**WHAT YOU NEED TO DO**
Please write out the complete listing that follows, exactly as it reads.
----
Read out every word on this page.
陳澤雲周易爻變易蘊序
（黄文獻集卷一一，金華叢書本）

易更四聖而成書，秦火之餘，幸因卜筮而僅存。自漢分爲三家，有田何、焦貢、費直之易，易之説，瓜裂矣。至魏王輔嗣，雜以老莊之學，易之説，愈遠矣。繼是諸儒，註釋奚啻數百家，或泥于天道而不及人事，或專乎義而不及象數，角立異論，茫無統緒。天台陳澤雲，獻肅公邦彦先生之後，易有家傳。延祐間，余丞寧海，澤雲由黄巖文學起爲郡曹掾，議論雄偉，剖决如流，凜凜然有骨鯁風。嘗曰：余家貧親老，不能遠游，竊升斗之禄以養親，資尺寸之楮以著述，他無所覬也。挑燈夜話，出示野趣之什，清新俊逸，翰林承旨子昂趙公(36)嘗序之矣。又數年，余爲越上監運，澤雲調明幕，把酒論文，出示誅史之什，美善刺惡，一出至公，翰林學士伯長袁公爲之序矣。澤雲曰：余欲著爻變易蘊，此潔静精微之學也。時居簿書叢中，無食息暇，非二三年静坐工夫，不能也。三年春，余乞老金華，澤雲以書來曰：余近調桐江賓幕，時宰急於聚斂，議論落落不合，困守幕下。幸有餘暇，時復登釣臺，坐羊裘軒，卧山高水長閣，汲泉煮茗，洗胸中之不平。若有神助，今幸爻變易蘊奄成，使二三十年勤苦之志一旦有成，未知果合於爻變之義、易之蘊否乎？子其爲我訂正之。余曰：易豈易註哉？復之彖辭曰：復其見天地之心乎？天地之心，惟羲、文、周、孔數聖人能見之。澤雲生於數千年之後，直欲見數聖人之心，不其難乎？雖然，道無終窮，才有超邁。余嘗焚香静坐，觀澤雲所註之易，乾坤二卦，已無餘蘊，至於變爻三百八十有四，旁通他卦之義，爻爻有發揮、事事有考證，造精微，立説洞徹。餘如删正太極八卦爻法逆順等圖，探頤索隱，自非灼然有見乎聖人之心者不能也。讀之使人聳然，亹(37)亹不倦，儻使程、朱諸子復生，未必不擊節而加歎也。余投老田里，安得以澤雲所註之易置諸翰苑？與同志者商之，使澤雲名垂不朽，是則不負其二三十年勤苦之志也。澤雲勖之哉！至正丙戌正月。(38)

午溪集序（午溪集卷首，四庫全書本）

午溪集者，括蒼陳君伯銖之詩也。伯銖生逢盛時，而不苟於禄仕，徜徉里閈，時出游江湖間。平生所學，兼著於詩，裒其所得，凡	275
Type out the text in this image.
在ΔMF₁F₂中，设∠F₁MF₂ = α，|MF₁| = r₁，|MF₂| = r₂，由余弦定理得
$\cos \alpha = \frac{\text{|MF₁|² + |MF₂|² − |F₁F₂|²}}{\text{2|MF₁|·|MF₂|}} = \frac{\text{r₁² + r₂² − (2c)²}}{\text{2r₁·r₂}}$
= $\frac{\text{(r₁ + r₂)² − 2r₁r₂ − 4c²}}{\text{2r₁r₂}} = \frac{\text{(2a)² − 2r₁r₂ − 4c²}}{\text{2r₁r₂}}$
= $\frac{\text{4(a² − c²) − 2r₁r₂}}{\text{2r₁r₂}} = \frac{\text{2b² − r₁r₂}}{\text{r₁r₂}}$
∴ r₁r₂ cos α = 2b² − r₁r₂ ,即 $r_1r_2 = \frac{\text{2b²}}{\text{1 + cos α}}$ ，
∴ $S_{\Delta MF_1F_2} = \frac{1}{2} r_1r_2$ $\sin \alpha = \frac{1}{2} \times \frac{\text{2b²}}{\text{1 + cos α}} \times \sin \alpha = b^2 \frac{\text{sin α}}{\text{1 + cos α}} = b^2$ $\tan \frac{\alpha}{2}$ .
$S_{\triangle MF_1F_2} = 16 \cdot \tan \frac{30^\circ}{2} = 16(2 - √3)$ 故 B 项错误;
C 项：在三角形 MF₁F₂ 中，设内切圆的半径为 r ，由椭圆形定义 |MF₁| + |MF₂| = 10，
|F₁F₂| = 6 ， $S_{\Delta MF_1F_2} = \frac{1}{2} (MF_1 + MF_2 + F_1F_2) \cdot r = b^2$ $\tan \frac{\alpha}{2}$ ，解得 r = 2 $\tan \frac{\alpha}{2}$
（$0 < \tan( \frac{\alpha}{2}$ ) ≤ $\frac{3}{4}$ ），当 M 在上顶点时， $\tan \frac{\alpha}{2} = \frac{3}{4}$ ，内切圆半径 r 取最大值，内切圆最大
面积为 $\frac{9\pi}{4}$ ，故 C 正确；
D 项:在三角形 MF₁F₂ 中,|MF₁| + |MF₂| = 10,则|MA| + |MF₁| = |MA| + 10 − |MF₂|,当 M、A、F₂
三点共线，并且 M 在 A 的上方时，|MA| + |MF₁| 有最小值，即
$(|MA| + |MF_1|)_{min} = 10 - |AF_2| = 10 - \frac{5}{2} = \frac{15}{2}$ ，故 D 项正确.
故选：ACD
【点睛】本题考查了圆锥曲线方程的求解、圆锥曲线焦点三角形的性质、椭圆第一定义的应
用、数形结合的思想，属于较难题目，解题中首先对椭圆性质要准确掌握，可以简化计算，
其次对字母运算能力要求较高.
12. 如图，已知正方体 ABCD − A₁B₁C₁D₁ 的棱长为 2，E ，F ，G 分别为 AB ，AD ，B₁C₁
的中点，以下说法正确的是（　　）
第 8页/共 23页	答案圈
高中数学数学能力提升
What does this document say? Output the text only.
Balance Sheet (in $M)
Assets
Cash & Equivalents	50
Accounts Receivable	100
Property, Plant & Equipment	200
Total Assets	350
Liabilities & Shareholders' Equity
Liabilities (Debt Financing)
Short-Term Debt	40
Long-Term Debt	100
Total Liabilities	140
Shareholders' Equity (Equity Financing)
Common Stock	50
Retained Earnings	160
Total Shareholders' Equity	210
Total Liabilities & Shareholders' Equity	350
----
**SOLUTION TO THE PROBLEM**
Read out every word on this page.
陳澤雲周易爻變易蘊序
（黄文獻集卷一一，金華叢書本）

易更四聖而成書，秦火之餘，幸因卜筮而僅存。自漢分爲三家，有田何、焦貢、費直之易，易之説，瓜裂矣。至魏王輔嗣，雜以老莊之學，易之説，愈遠矣。繼是諸儒，註釋奚啻數百家，或泥于天道而不及人事，或專乎義而不及象數，角立異論，茫無統緒。天台陳澤雲，獻肅公邦彦先生之後，易有家傳。延祐間，余丞寧海，澤雲由黄巖文學起爲郡曹掾，議論雄偉，剖决如流，凜凜然有骨鯁風。嘗曰：余家貧親老，不能遠游，竊升斗之禄以養親，資尺寸之楮以著述，他無所覬也。挑燈夜話，出示野趣之什，清新俊逸，翰林承旨子昂趙公(36)嘗序之矣。又數年，余爲越上監運，澤雲調明幕，把酒論文，出示誅史之什，美善刺惡，一出至公，翰林學士伯長袁公爲之序矣。澤雲曰：余欲著爻變易蘊，此潔静精微之學也。時居簿書叢中，無食息暇，非二三年静坐工夫，不能也。三年春，余乞老金華，澤雲以書來曰：余近調桐江賓幕，時宰急於聚斂，議論落落不合，困守幕下。幸有餘暇，時復登釣臺，坐羊裘軒，卧山高水長閣，汲泉煮茗，洗胸中之不平。若有神助，今幸爻變易蘊奄成，使二三十年勤苦之志一旦有成，未知果合於爻變之義、易之蘊否乎？子其爲我訂正之。余曰：易豈易註哉？復之彖辭曰：復其見天地之心乎？天地之心，惟羲、文、周、孔數聖人能見之。澤雲生於數千年之後，直欲見數聖人之心，不其難乎？雖然，道無終窮，才有超邁。余嘗焚香静坐，觀澤雲所註之易，乾坤二卦，已無餘蘊，至於變爻三百八十有四，旁通他卦之義，爻爻有發揮、事事有考證，造精微，立説洞徹。餘如删正太極八卦爻法逆順等圖，探頤索隱，自非灼然有見乎聖人之心者不能也。讀之使人聳然，亹(37)亹不倦，儻使程、朱諸子復生，未必不擊節而加歎也。余投老田里，安得以澤雲所註之易置諸翰苑？與同志者商之，使澤雲名垂不朽，是則不負其二三十年勤苦之志也。澤雲勖之哉！至正丙戌正月。(38)

午溪集序（午溪集卷首，四庫全書本）

午溪集者，括蒼陳君伯銖之詩也。伯銖生逢盛時，而不苟於禄仕，徜徉里閈，時出游江湖間。平生所學，兼著於詩，裒其所得，凡	275
Type out the text in this image.
在ΔMF₁F₂中，设∠F₁MF₂ = α，|MF₁| = r₁，|MF₂| = r₂，由余弦定理得
$\cos \alpha = \frac{\text{|MF₁|² + |MF₂|² − |F₁F₂|²}}{\text{2|MF₁|·|MF₂|}} = \frac{\text{r₁² + r₂² − (2c)²}}{\text{2r₁·r₂}}$
= $\frac{\text{(r₁ + r₂)² − 2r₁r₂ − 4c²}}{\text{2r₁r₂}} = \frac{\text{(2a)² − 2r₁r₂ − 4c²}}{\text{2r₁r₂}}$
= $\frac{\text{4(a² − c²) − 2r₁r₂}}{\text{2r₁r₂}} = \frac{\text{2b² − r₁r₂}}{\text{r₁r₂}}$
∴ r₁r₂ cos α = 2b² − r₁r₂ ,即 $r_1r_2 = \frac{\text{2b²}}{\text{1 + cos α}}$ ，
∴ $S_{\Delta MF_1F_2} = \frac{1}{2} r_1r_2$ $\sin \alpha = \frac{1}{2} \times \frac{\text{2b²}}{\text{1 + cos α}} \times \sin \alpha = b^2 \frac{\text{sin α}}{\text{1 + cos α}} = b^2$ $\tan \frac{\alpha}{2}$ .
$S_{\triangle MF_1F_2} = 16 \cdot \tan \frac{30^\circ}{2} = 16(2 - √3)$ 故 B 项错误;
C 项：在三角形 MF₁F₂ 中，设内切圆的半径为 r ，由椭圆形定义 |MF₁| + |MF₂| = 10，
|F₁F₂| = 6 ， $S_{\Delta MF_1F_2} = \frac{1}{2} (MF_1 + MF_2 + F_1F_2) \cdot r = b^2$ $\tan \frac{\alpha}{2}$ ，解得 r = 2 $\tan \frac{\alpha}{2}$
（$0 < \tan( \frac{\alpha}{2}$ ) ≤ $\frac{3}{4}$ ），当 M 在上顶点时， $\tan \frac{\alpha}{2} = \frac{3}{4}$ ，内切圆半径 r 取最大值，内切圆最大
面积为 $\frac{9\pi}{4}$ ，故 C 正确；
D 项:在三角形 MF₁F₂ 中,|MF₁| + |MF₂| = 10,则|MA| + |MF₁| = |MA| + 10 − |MF₂|,当 M、A、F₂
三点共线，并且 M 在 A 的上方时，|MA| + |MF₁| 有最小值，即
$(|MA| + |MF_1|)_{min} = 10 - |AF_2| = 10 - \frac{5}{2} = \frac{15}{2}$ ，故 D 项正确.
故选：ACD
【点睛】本题考查了圆锥曲线方程的求解、圆锥曲线焦点三角形的性质、椭圆第一定义的应
用、数形结合的思想，属于较难题目，解题中首先对椭圆性质要准确掌握，可以简化计算，
其次对字母运算能力要求较高.
12. 如图，已知正方体 ABCD − A₁B₁C₁D₁ 的棱长为 2，E ，F ，G 分别为 AB ，AD ，B₁C₁
的中点，以下说法正确的是（　　）
第 8页/共 23页	答案圈
高中数学数学能力提升
What does this document say? Output the text only.
Balance Sheet (in $M)
Assets
Cash & Equivalents	50
Accounts Receivable	100
Property, Plant & Equipment	200
Total Assets	350
Liabilities & Shareholders' Equity
Liabilities (Debt Financing)
Short-Term Debt	40
Long-Term Debt	100
Total Liabilities	140
Shareholders' Equity (Equity Financing)
Common Stock	50
Retained Earnings	160
Total Shareholders' Equity	210
Total Liabilities & Shareholders' Equity	350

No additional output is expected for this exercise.